*BRIEF*.
What is the number of lines containing the string "read"? Answer with the number only.
═════ INPUT
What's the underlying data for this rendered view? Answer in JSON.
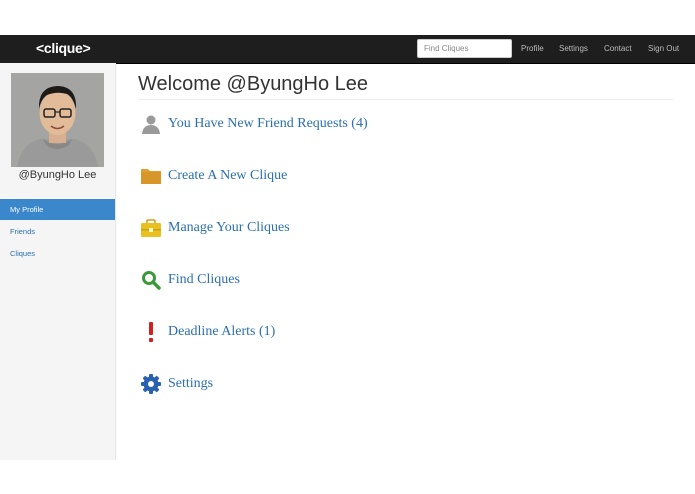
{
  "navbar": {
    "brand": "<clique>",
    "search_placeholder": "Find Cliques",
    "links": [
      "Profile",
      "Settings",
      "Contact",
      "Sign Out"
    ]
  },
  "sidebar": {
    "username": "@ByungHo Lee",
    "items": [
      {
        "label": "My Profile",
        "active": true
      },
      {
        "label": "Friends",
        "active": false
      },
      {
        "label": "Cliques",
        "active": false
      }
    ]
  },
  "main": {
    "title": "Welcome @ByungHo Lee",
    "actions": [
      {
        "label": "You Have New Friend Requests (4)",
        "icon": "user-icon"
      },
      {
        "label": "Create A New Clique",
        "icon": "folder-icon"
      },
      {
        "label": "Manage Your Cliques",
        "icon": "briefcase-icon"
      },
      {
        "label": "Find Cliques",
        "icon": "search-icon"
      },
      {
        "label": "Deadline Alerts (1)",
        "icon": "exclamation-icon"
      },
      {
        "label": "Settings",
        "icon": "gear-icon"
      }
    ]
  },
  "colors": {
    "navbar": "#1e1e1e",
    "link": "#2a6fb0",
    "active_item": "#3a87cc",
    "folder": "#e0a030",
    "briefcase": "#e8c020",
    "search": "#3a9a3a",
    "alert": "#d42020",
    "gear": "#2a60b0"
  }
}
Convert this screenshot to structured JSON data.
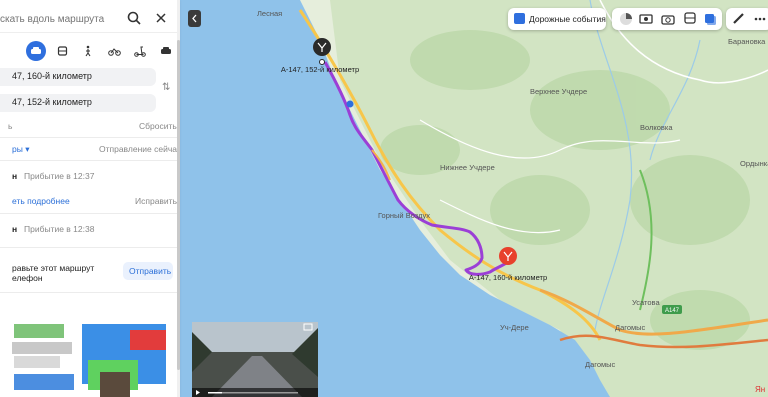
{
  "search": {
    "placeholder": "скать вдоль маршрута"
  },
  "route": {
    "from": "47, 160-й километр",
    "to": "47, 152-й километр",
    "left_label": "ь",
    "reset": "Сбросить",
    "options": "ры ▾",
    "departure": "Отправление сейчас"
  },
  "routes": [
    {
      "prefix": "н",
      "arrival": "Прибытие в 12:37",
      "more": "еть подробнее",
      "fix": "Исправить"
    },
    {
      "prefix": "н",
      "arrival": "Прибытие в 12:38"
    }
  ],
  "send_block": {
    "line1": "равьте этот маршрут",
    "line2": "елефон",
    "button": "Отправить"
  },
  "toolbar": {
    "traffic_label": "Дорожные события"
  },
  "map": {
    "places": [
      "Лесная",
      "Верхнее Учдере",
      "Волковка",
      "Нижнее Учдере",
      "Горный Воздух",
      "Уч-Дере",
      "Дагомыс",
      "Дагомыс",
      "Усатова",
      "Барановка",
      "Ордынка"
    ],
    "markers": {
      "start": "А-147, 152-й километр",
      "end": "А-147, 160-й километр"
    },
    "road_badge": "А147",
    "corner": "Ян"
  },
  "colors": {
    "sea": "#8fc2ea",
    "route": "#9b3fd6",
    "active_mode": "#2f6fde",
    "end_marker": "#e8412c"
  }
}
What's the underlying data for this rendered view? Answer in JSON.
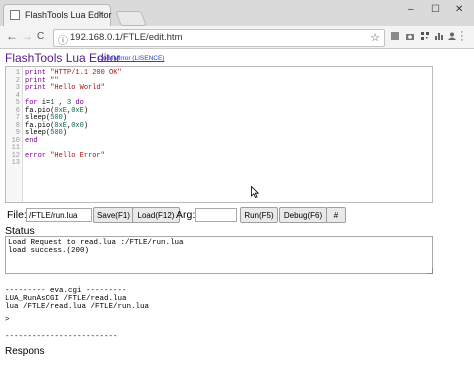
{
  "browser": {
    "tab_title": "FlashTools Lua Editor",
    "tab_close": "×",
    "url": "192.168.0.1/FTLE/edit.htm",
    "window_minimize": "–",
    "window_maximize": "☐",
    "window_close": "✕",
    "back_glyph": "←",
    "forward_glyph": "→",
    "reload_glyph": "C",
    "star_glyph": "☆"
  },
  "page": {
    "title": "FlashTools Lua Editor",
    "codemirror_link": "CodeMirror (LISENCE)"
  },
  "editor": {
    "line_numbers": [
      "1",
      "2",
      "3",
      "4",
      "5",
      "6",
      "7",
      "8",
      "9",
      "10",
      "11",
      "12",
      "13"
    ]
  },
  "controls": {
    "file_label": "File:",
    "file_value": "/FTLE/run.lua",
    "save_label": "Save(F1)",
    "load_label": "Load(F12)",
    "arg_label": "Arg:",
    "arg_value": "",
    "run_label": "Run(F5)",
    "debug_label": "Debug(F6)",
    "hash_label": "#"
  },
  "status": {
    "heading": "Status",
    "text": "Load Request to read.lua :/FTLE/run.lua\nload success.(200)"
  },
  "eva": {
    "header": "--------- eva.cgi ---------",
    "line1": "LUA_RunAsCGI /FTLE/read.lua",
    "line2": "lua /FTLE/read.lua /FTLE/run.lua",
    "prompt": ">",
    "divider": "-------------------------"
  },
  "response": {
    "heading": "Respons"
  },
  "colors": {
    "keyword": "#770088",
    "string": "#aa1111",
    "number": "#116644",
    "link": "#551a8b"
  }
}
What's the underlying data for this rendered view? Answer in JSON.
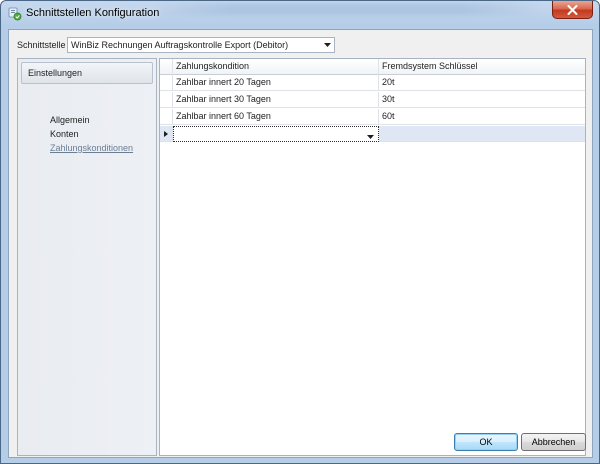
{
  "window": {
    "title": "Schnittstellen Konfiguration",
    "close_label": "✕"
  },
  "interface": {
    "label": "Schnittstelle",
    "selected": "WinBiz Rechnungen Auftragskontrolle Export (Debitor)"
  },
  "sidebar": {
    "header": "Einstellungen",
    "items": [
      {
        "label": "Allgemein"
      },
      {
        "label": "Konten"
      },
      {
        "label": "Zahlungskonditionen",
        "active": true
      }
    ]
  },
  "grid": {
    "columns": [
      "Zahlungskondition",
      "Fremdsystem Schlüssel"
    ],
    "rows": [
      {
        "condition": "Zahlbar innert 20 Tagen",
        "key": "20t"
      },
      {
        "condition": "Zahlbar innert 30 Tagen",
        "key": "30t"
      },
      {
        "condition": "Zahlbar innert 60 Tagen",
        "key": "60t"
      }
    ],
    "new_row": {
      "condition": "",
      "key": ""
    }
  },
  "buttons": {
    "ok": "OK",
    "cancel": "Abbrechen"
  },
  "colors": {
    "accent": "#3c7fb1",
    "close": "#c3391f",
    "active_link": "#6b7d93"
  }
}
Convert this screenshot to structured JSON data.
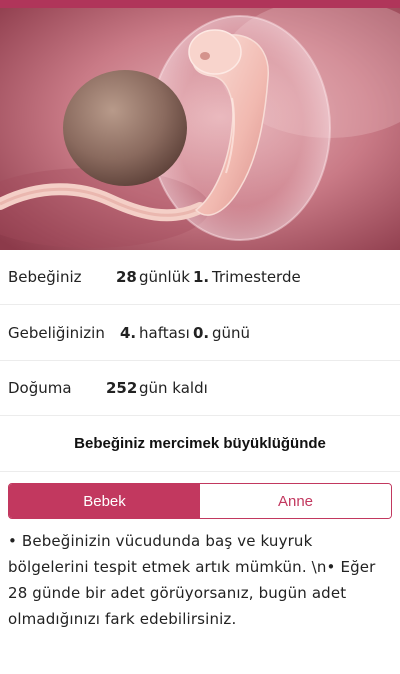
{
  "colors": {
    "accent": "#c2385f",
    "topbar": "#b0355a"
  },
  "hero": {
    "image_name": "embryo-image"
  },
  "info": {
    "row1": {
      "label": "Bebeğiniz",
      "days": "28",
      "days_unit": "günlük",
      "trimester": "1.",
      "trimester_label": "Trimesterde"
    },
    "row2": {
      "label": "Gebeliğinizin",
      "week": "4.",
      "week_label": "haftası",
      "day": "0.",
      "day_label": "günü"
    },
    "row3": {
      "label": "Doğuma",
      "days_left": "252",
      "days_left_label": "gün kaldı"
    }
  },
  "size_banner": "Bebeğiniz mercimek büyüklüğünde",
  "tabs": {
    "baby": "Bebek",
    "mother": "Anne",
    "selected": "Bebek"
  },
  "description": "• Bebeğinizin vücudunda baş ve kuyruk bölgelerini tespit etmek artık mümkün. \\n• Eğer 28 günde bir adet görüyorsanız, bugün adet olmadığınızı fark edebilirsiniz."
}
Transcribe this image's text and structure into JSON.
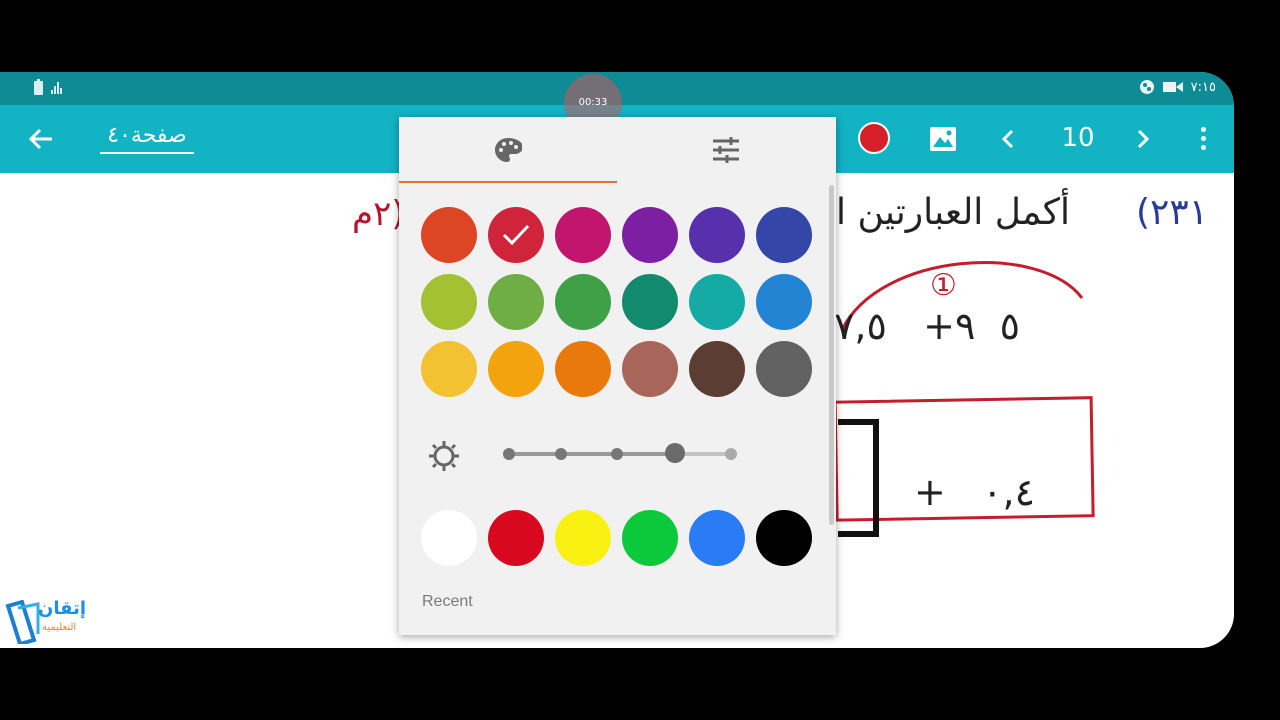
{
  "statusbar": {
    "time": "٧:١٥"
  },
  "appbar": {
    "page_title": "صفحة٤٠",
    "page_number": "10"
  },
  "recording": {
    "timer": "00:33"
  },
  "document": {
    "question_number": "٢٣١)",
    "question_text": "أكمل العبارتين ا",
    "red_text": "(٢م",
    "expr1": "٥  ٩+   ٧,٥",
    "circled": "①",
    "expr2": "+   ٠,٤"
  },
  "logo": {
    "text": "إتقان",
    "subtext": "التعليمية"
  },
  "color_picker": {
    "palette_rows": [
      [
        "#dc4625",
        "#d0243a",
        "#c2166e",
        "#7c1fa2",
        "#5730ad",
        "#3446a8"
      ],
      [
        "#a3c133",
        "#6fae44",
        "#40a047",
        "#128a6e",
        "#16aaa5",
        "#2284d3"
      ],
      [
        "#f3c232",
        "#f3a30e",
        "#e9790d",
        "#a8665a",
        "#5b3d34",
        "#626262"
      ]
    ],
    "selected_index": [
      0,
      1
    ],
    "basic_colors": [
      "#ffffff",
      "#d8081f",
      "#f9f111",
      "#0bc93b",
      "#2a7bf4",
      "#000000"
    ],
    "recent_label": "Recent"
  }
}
══════════
*CORRECT OUTPUT*.
3